What to do:
Copy out the listing that follows, exact in every word, and skip the images.

Input records:
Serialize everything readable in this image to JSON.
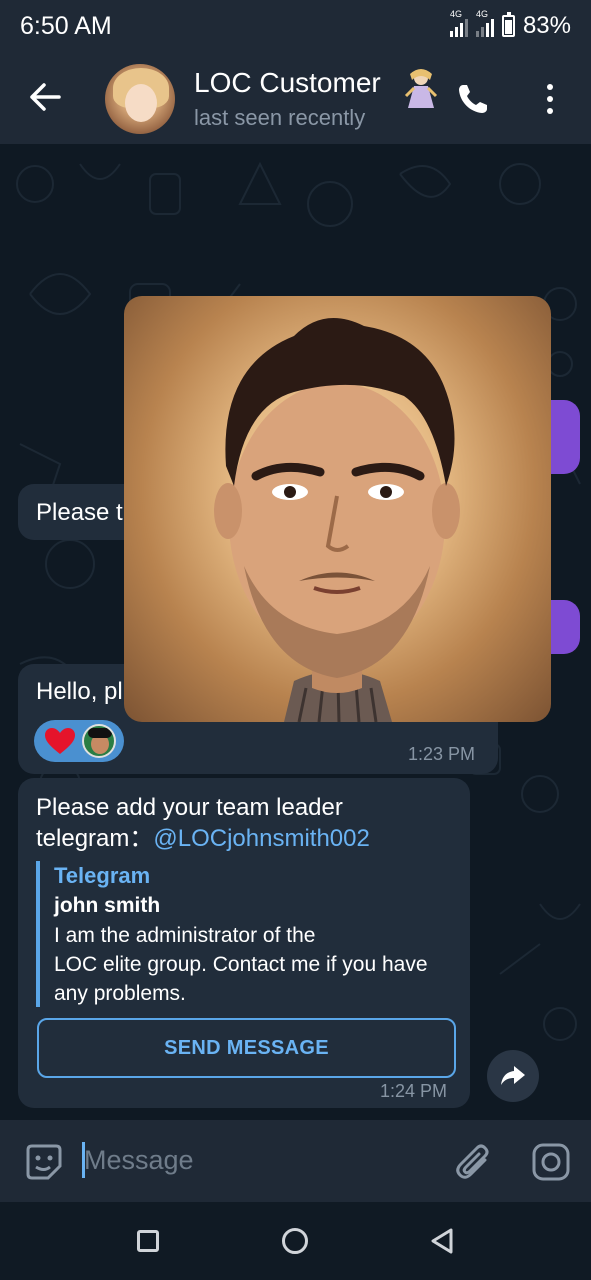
{
  "status_bar": {
    "time": "6:50 AM",
    "network_1": "4G",
    "network_2": "4G",
    "battery": "83%"
  },
  "header": {
    "title": "LOC Customer",
    "subtitle": "last seen recently"
  },
  "messages": {
    "partial_1": "Please t",
    "partial_2": "Hello, pl",
    "time_1": "1:23 PM",
    "main_line1": "Please add your team leader",
    "main_line2_prefix": "telegram：",
    "main_mention": "@LOCjohnsmith002",
    "quote_title": "Telegram",
    "quote_name": "john smith",
    "quote_body_1": "I am the administrator of the",
    "quote_body_2": "LOC elite group. Contact me if you have",
    "quote_body_3": "any problems.",
    "send_button": "SEND MESSAGE",
    "time_2": "1:24 PM"
  },
  "input": {
    "placeholder": "Message"
  },
  "icons": {
    "back": "arrow-left-icon",
    "call": "phone-icon",
    "menu": "more-vertical-icon",
    "emoji": "sticker-icon",
    "attach": "paperclip-icon",
    "camera": "camera-icon",
    "share": "forward-icon"
  },
  "colors": {
    "header_bg": "#1f2936",
    "chat_bg": "#0f1923",
    "incoming_bubble": "#212d3b",
    "outgoing_bubble": "#7e4bd3",
    "accent": "#6ab3f3"
  }
}
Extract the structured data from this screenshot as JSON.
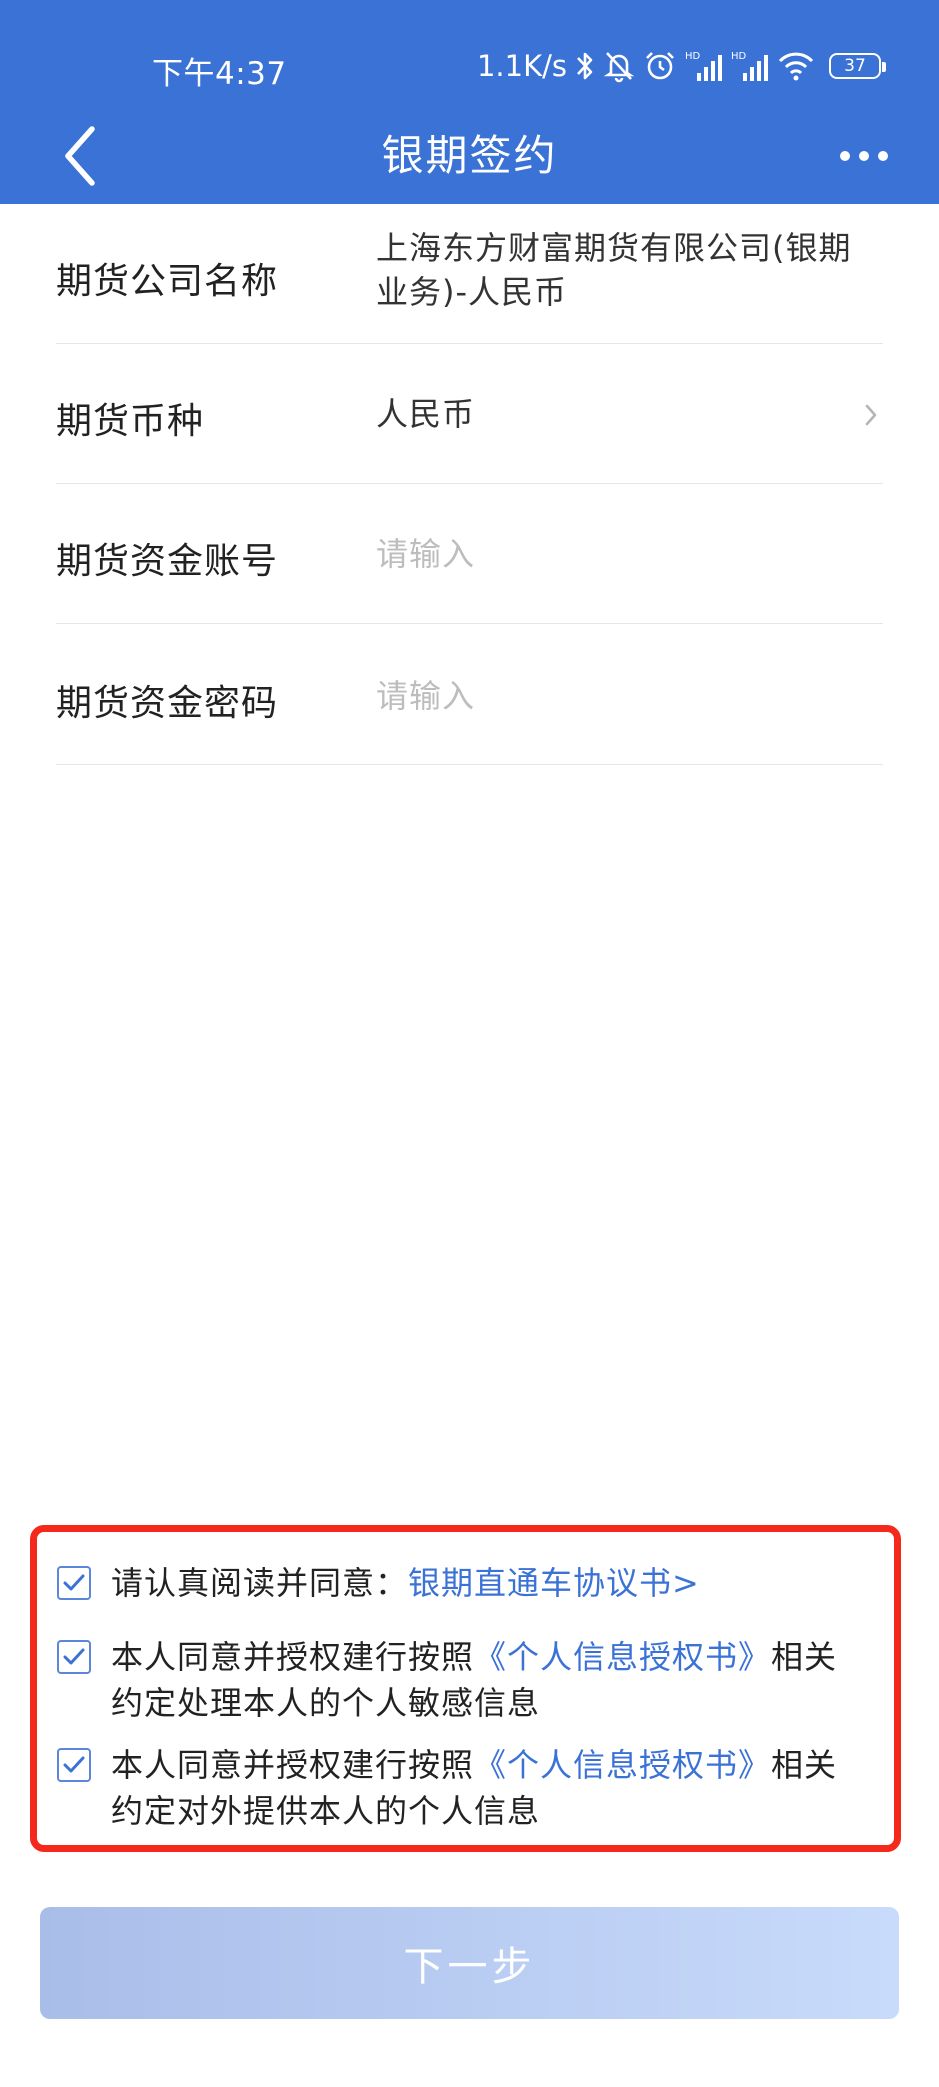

Exercise answer:
Serialize everything readable in this image to JSON.
{
  "status_bar": {
    "time": "6:50 AM",
    "network_1": "4G",
    "network_2": "4G",
    "battery": "83%"
  },
  "header": {
    "title": "LOC Customer",
    "subtitle": "last seen recently"
  },
  "messages": {
    "partial_1": "Please t",
    "partial_2": "Hello, pl",
    "time_1": "1:23 PM",
    "main_line1": "Please add your team leader",
    "main_line2_prefix": "telegram：",
    "main_mention": "@LOCjohnsmith002",
    "quote_title": "Telegram",
    "quote_name": "john smith",
    "quote_body_1": "I am the administrator of the",
    "quote_body_2": "LOC elite group. Contact me if you have",
    "quote_body_3": "any problems.",
    "send_button": "SEND MESSAGE",
    "time_2": "1:24 PM"
  },
  "input": {
    "placeholder": "Message"
  },
  "icons": {
    "back": "arrow-left-icon",
    "call": "phone-icon",
    "menu": "more-vertical-icon",
    "emoji": "sticker-icon",
    "attach": "paperclip-icon",
    "camera": "camera-icon",
    "share": "forward-icon"
  },
  "colors": {
    "header_bg": "#1f2936",
    "chat_bg": "#0f1923",
    "incoming_bubble": "#212d3b",
    "outgoing_bubble": "#7e4bd3",
    "accent": "#6ab3f3"
  }
}
Extract the structured data from this screenshot as JSON.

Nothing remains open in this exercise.